(Dataset records)
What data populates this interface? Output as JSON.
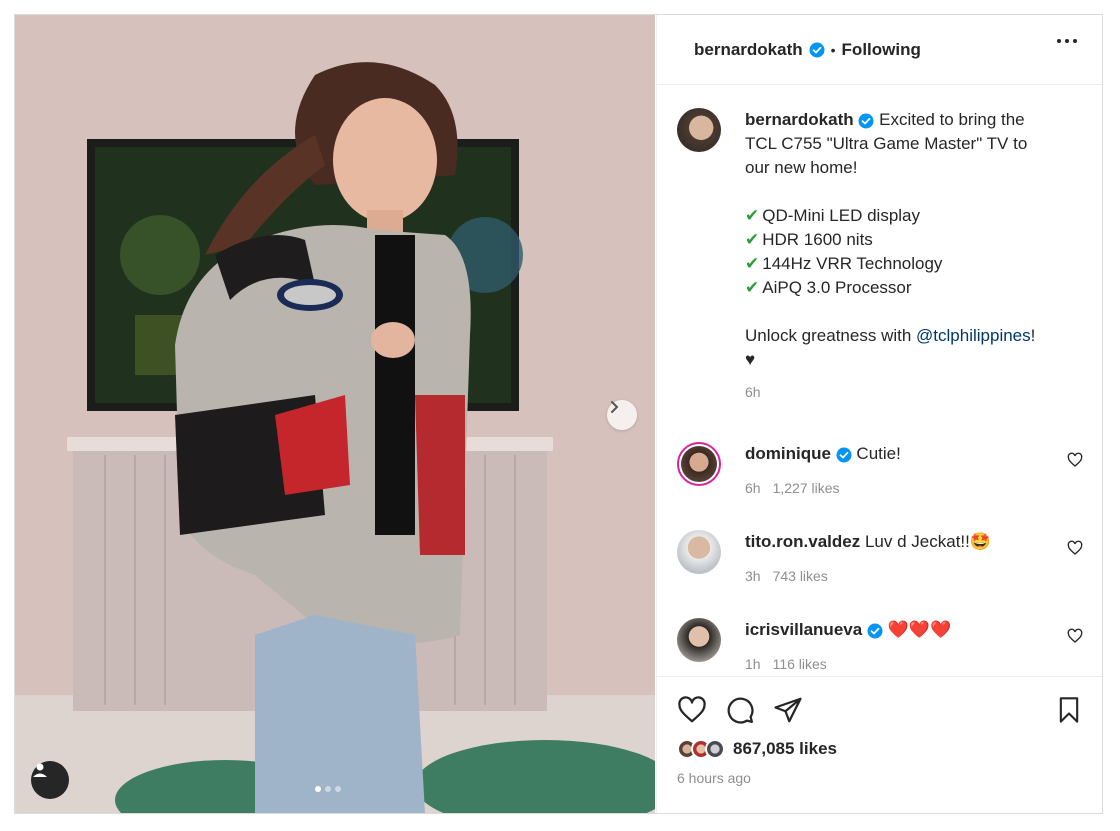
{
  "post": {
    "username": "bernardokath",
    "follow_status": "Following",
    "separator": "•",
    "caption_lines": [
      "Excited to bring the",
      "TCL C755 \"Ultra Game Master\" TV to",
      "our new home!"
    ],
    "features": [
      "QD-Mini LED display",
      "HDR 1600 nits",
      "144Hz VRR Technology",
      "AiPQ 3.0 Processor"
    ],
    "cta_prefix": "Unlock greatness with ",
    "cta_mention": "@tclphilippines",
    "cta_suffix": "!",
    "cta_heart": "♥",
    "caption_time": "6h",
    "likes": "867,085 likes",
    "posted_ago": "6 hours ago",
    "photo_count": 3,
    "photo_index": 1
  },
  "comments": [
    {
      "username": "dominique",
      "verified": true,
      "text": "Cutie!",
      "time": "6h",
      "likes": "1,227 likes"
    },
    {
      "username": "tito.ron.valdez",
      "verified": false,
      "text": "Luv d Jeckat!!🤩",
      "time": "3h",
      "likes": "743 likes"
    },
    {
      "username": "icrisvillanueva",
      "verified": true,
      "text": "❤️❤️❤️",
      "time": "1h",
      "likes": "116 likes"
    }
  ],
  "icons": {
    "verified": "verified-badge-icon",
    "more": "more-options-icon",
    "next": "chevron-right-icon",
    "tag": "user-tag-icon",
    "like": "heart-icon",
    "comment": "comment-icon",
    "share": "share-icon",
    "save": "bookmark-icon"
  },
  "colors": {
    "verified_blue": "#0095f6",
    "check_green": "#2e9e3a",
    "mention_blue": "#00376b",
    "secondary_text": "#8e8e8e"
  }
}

▸ **Exercise details**
Write out the full listing verbatim, excluding its pictures.

▸ **In response**
What data populates this interface? Output as JSON.
{
  "post": {
    "username": "bernardokath",
    "follow_status": "Following",
    "separator": "•",
    "caption_lines": [
      "Excited to bring the",
      "TCL C755 \"Ultra Game Master\" TV to",
      "our new home!"
    ],
    "features": [
      "QD-Mini LED display",
      "HDR 1600 nits",
      "144Hz VRR Technology",
      "AiPQ 3.0 Processor"
    ],
    "cta_prefix": "Unlock greatness with ",
    "cta_mention": "@tclphilippines",
    "cta_suffix": "!",
    "cta_heart": "♥",
    "caption_time": "6h",
    "likes": "867,085 likes",
    "posted_ago": "6 hours ago",
    "photo_count": 3,
    "photo_index": 1
  },
  "comments": [
    {
      "username": "dominique",
      "verified": true,
      "text": "Cutie!",
      "time": "6h",
      "likes": "1,227 likes"
    },
    {
      "username": "tito.ron.valdez",
      "verified": false,
      "text": "Luv d Jeckat!!🤩",
      "time": "3h",
      "likes": "743 likes"
    },
    {
      "username": "icrisvillanueva",
      "verified": true,
      "text": "❤️❤️❤️",
      "time": "1h",
      "likes": "116 likes"
    }
  ],
  "icons": {
    "verified": "verified-badge-icon",
    "more": "more-options-icon",
    "next": "chevron-right-icon",
    "tag": "user-tag-icon",
    "like": "heart-icon",
    "comment": "comment-icon",
    "share": "share-icon",
    "save": "bookmark-icon"
  },
  "colors": {
    "verified_blue": "#0095f6",
    "check_green": "#2e9e3a",
    "mention_blue": "#00376b",
    "secondary_text": "#8e8e8e"
  }
}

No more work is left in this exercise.